_WORK INSTRUCTIONS_
Select lines where the word "that" appears.
===
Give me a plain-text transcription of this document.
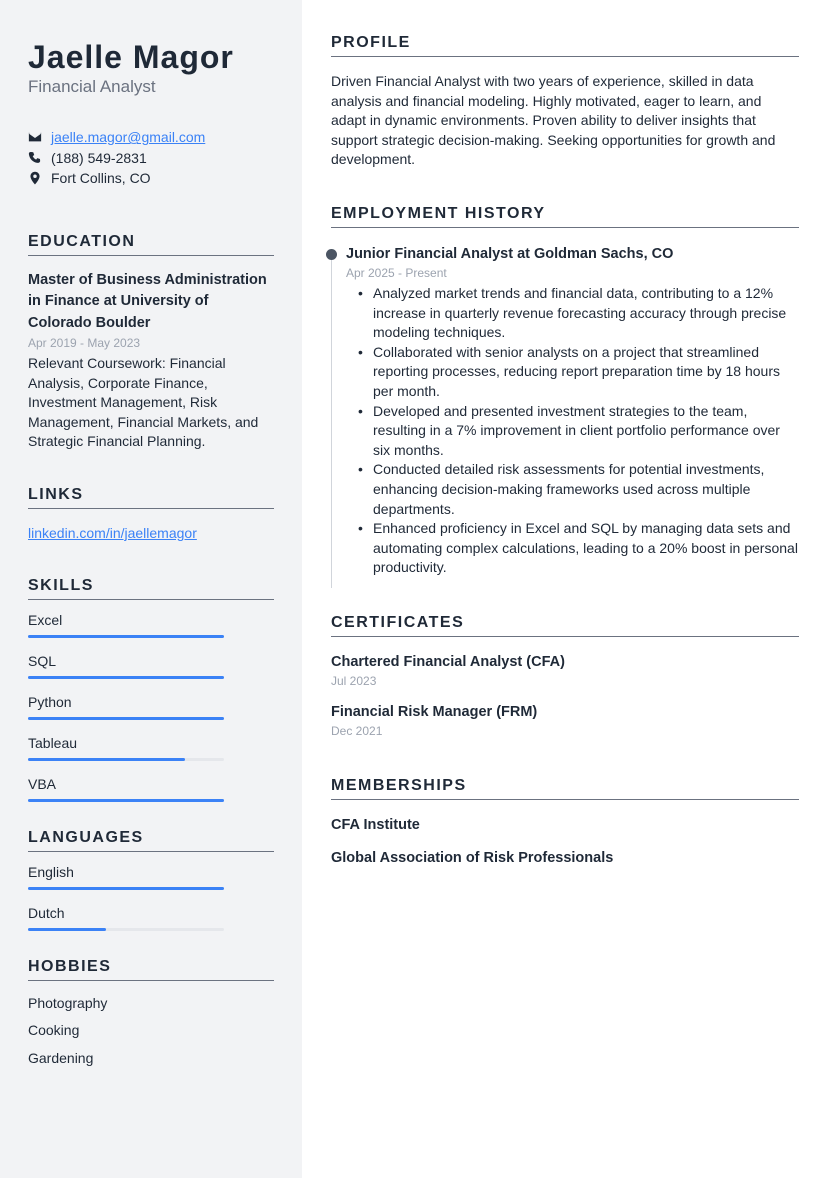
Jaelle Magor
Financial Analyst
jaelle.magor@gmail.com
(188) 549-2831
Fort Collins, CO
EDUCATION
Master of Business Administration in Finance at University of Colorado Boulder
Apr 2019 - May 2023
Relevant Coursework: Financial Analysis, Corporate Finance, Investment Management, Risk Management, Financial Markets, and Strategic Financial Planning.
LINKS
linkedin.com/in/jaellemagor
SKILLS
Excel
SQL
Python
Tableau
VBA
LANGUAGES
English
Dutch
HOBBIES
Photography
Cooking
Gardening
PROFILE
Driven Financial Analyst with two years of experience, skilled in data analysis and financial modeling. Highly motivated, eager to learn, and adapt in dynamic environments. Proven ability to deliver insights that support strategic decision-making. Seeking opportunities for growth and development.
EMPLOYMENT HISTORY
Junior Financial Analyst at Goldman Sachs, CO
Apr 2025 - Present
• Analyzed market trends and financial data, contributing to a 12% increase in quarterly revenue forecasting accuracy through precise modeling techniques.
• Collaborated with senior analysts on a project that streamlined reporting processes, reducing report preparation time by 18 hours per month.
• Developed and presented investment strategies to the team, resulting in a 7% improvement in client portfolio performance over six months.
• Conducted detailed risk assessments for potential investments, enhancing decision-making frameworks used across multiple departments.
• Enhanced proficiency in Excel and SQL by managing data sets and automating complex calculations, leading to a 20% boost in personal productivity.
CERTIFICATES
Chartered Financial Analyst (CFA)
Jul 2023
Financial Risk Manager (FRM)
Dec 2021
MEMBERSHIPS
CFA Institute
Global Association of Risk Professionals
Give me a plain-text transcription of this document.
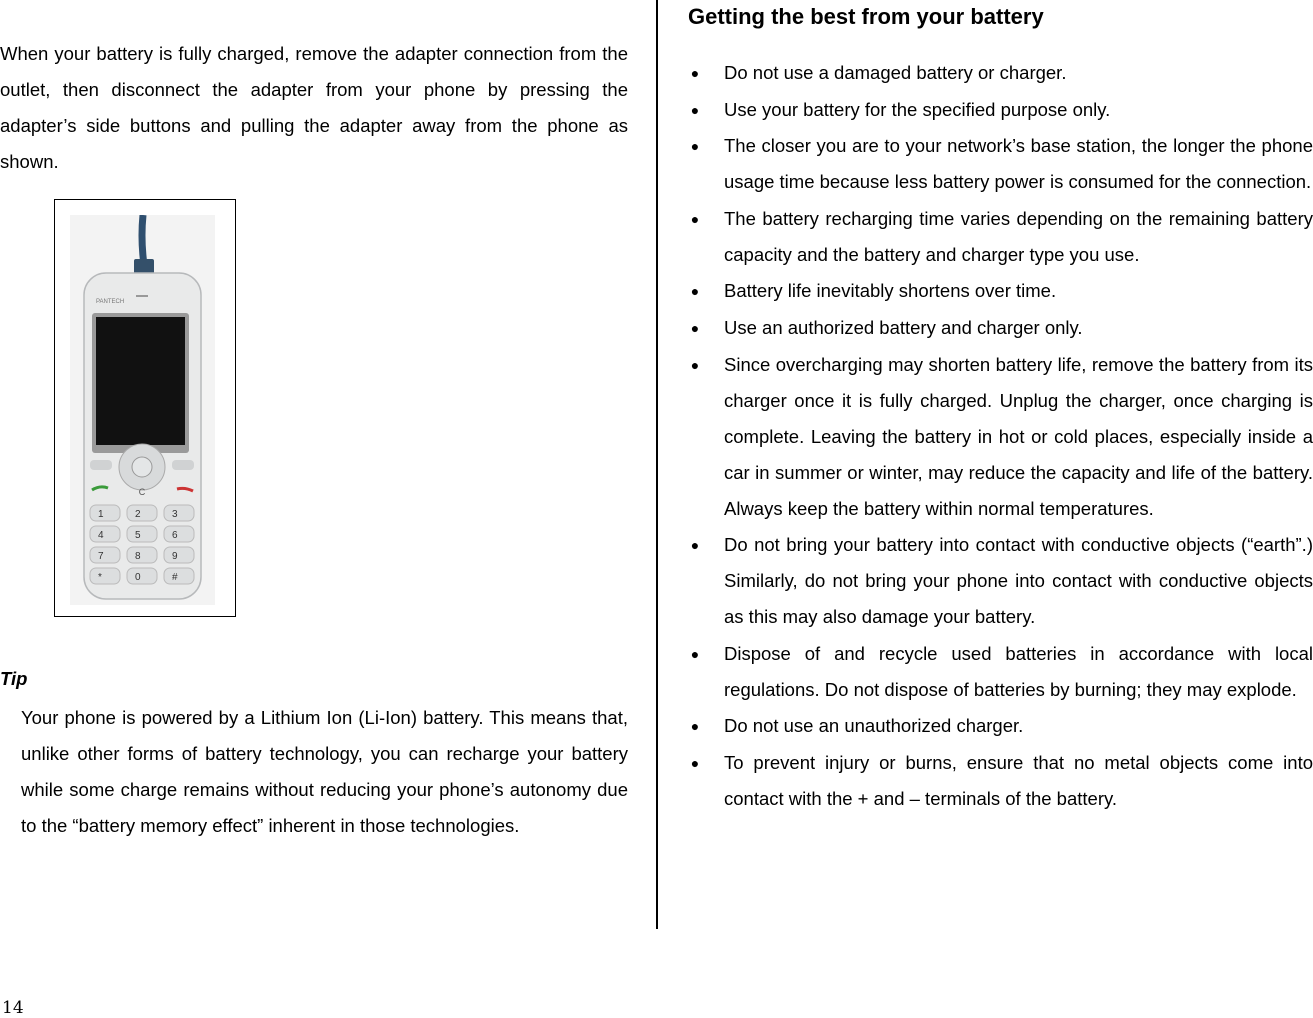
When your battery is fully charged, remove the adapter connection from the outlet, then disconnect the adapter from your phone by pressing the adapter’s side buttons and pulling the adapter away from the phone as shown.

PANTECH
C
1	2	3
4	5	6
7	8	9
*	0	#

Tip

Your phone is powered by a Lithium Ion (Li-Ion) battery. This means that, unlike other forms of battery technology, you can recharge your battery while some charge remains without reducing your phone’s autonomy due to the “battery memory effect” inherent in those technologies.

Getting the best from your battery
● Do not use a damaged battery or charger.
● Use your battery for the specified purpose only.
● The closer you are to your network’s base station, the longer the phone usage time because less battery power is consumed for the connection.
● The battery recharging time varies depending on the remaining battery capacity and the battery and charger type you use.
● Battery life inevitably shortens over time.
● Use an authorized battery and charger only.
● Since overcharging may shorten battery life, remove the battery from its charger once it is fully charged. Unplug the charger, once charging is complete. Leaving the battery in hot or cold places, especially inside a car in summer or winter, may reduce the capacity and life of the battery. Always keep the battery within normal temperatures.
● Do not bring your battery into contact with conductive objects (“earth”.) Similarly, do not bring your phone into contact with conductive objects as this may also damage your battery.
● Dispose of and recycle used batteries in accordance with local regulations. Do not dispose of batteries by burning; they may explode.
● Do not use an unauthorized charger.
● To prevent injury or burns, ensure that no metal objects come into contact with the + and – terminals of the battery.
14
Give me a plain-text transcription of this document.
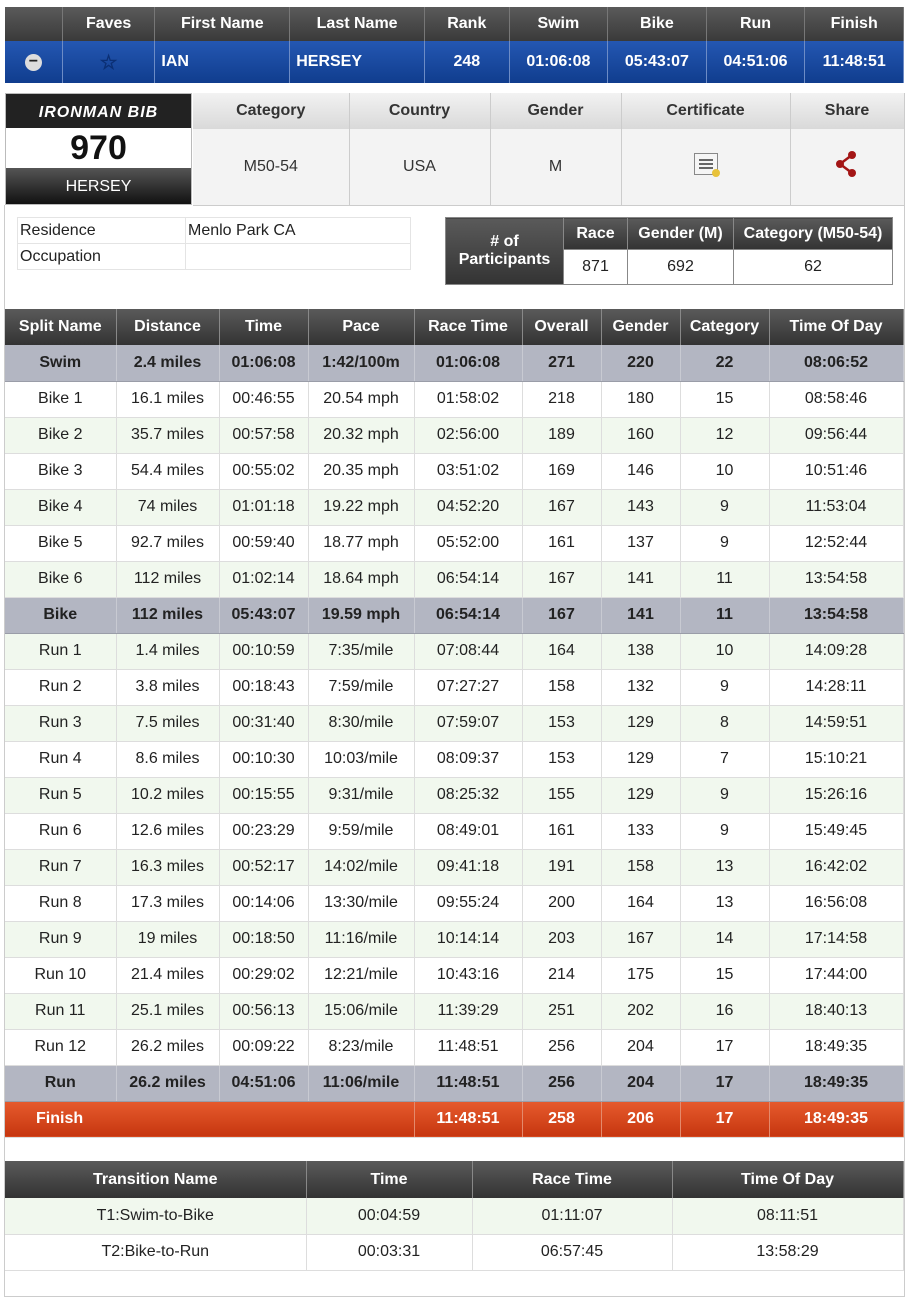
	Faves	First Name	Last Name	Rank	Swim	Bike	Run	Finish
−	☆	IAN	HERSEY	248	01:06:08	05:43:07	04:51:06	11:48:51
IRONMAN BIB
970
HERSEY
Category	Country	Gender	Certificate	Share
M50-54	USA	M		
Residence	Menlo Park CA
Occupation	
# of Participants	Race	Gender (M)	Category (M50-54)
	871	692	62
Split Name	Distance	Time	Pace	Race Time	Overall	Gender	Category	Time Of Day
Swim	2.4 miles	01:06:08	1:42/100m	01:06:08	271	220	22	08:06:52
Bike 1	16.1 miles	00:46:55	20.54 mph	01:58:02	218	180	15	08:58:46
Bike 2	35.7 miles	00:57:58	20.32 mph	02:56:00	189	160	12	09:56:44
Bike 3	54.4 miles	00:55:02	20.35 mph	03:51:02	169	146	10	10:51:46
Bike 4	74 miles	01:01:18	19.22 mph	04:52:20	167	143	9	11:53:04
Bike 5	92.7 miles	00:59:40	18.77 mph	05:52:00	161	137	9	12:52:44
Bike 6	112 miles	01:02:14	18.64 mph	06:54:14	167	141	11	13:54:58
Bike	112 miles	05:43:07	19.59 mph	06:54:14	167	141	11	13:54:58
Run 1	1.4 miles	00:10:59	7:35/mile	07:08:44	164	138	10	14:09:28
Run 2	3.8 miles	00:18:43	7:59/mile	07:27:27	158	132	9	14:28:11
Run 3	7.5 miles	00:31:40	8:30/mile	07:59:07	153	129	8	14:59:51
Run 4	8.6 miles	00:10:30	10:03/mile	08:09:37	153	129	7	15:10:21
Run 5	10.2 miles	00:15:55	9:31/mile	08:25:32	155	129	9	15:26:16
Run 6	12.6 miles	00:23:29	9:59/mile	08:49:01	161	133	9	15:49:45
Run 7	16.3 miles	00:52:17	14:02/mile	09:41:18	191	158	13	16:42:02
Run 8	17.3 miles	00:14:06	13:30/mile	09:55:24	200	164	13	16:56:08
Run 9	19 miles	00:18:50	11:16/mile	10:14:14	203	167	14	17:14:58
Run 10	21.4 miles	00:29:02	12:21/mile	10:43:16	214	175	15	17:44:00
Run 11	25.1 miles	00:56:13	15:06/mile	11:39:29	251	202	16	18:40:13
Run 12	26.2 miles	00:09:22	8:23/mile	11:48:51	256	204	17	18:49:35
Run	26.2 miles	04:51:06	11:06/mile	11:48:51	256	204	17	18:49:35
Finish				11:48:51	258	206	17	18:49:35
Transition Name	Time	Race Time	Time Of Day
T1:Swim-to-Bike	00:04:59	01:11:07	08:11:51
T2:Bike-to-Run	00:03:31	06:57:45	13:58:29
===
_TASK RESULT_
Driven Financial Analyst with two years of experience, skilled in data analysis and financial modeling. Highly motivated, eager to learn, and adapt in dynamic environments. Proven ability to deliver insights that support strategic decision-making. Seeking opportunities for growth and development.
• Collaborated with senior analysts on a project that streamlined reporting processes, reducing report preparation time by 18 hours per month.
Your phone is powered by a Lithium Ion (Li-Ion) battery. This means that, unlike other forms of battery technology, you can recharge your battery while some charge remains without reducing your phone’s autonomy due to the “battery memory effect” inherent in those technologies.
● To prevent injury or burns, ensure that no metal objects come into contact with the + and – terminals of the battery.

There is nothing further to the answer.